— Data for this task —
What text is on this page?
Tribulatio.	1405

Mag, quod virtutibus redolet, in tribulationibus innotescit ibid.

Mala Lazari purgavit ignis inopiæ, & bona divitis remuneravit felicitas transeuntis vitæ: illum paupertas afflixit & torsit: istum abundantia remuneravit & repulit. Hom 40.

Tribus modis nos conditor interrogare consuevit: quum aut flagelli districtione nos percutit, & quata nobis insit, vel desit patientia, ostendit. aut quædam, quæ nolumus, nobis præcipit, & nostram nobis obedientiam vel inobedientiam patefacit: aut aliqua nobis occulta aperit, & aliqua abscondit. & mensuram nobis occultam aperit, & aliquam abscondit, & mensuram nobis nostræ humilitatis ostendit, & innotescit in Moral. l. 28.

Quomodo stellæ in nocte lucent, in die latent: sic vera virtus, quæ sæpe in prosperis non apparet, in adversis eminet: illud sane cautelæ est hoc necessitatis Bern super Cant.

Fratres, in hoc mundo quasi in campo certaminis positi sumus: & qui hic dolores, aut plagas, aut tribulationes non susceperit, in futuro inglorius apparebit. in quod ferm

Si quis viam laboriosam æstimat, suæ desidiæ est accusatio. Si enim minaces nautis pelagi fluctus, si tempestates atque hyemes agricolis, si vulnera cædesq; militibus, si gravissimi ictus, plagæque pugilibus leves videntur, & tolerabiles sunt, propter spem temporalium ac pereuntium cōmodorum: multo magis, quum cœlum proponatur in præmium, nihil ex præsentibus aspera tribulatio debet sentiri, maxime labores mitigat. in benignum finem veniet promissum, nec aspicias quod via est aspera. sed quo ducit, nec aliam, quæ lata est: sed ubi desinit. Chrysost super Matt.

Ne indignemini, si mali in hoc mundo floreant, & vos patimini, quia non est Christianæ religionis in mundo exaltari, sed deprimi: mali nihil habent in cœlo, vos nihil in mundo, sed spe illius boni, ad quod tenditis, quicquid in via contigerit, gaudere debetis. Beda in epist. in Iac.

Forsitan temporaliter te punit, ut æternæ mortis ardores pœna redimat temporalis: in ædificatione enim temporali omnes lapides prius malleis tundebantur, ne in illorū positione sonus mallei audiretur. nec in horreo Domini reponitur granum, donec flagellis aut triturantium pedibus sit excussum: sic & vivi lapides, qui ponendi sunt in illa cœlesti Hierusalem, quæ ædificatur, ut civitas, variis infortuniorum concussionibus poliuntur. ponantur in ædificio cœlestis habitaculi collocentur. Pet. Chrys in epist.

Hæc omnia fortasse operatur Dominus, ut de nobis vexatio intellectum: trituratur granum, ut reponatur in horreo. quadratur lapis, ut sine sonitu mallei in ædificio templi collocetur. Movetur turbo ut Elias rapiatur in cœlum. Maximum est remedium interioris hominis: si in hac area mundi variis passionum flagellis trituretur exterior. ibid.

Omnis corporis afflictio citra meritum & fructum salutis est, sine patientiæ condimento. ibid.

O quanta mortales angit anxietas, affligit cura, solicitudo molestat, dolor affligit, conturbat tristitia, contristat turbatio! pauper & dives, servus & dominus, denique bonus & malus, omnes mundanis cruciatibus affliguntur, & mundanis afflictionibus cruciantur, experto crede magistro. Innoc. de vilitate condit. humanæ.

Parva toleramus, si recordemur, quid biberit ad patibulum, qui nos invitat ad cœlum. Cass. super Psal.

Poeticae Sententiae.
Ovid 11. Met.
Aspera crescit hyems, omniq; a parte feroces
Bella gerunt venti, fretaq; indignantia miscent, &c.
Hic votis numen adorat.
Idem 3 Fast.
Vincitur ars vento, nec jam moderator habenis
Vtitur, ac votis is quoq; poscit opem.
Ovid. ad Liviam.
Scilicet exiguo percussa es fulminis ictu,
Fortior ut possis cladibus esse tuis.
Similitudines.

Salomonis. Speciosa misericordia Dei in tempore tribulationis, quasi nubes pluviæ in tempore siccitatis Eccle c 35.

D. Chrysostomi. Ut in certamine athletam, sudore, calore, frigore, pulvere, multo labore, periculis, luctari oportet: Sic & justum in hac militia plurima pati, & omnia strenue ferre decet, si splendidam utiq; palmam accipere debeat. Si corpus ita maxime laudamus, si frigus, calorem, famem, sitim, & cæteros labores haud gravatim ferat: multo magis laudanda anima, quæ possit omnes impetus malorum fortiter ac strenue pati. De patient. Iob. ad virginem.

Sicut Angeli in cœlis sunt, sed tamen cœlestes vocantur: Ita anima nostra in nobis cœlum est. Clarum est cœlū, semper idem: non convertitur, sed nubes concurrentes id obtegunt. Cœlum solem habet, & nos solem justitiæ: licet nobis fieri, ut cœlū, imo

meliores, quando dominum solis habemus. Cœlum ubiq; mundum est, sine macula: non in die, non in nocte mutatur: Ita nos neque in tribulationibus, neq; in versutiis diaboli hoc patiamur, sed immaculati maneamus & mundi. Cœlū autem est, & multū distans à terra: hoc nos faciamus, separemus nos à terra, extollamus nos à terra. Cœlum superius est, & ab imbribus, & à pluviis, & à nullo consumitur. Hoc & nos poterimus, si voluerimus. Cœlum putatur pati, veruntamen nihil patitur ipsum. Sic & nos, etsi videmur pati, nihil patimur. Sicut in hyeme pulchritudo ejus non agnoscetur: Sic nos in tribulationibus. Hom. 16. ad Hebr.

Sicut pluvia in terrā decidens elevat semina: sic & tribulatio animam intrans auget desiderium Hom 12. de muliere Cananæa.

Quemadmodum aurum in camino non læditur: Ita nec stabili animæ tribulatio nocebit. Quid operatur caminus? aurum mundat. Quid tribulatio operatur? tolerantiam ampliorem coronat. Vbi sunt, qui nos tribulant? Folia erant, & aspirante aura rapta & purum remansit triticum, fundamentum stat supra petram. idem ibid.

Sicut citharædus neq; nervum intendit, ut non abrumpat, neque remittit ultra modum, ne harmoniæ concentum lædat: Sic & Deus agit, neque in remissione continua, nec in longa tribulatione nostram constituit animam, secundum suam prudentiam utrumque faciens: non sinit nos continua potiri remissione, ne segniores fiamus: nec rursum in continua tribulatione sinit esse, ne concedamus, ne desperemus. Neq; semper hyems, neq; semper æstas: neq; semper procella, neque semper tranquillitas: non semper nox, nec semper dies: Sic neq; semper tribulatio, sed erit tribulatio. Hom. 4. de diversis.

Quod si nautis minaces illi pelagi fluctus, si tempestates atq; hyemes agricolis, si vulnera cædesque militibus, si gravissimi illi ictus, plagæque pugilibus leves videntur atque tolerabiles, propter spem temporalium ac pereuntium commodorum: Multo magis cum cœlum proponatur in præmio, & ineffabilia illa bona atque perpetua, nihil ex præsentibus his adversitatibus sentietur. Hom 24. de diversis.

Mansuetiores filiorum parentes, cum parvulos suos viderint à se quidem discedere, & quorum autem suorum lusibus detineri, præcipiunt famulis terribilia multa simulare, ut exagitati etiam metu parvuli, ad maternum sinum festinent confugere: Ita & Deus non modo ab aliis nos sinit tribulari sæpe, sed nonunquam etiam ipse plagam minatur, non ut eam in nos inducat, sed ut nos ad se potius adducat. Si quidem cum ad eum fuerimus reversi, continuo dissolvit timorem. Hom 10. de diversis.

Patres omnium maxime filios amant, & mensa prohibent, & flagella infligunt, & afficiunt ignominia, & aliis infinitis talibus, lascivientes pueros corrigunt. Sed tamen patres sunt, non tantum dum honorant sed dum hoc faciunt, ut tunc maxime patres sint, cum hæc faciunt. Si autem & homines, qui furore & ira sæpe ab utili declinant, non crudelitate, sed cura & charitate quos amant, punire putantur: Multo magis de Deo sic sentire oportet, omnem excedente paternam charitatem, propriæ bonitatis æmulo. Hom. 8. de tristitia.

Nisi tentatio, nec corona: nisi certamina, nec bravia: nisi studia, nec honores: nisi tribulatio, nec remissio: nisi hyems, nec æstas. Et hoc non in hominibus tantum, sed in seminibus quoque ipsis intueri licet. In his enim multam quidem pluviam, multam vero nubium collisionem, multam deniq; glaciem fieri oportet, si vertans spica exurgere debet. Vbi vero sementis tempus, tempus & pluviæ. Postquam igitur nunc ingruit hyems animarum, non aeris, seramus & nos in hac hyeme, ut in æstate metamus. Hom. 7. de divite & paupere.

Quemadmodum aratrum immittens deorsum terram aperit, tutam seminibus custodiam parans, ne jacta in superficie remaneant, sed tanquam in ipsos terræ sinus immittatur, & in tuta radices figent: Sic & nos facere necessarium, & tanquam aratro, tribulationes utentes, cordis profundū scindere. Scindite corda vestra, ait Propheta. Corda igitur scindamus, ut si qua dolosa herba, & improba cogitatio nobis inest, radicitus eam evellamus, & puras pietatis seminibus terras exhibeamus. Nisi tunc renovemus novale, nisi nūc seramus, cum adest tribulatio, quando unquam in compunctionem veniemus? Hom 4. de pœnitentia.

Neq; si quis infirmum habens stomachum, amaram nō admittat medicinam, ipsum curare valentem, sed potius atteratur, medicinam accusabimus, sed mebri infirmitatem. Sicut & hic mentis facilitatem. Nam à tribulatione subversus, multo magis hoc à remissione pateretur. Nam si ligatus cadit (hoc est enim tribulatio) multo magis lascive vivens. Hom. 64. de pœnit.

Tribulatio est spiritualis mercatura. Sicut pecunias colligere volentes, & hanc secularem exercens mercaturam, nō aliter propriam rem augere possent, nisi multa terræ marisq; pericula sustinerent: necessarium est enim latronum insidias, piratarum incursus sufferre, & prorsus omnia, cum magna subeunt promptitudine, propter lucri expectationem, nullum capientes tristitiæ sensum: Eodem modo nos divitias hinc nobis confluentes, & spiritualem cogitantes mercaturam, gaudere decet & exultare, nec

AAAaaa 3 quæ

— Objective —
Out of the records, collect only those lines that contain the string "omnia".

— Correct output —
Hæc omnia fortasse operatur Dominus, ut de nobis vexatio intellectum: trituratur granum, ut reponatur in horreo. quadratur lapis, ut sine sonitu mallei in ædificio templi collocetur. Movetur turbo ut Elias rapiatur in cœlum. Maximum est remedium interioris hominis: si in hac area mundi variis passionum flagellis trituretur exterior. ibid.
D. Chrysostomi. Ut in certamine athletam, sudore, calore, frigore, pulvere, multo labore, periculis, luctari oportet: Sic & justum in hac militia plurima pati, & omnia strenue ferre decet, si splendidam utiq; palmam accipere debeat. Si corpus ita maxime laudamus, si frigus, calorem, famem, sitim, & cæteros labores haud gravatim ferat: multo magis laudanda anima, quæ possit omnes impetus malorum fortiter ac strenue pati. De patient. Iob. ad virginem.
Tribulatio est spiritualis mercatura. Sicut pecunias colligere volentes, & hanc secularem exercens mercaturam, nō aliter propriam rem augere possent, nisi multa terræ marisq; pericula sustinerent: necessarium est enim latronum insidias, piratarum incursus sufferre, & prorsus omnia, cum magna subeunt promptitudine, propter lucri expectationem, nullum capientes tristitiæ sensum: Eodem modo nos divitias hinc nobis confluentes, & spiritualem cogitantes mercaturam, gaudere decet & exultare, nec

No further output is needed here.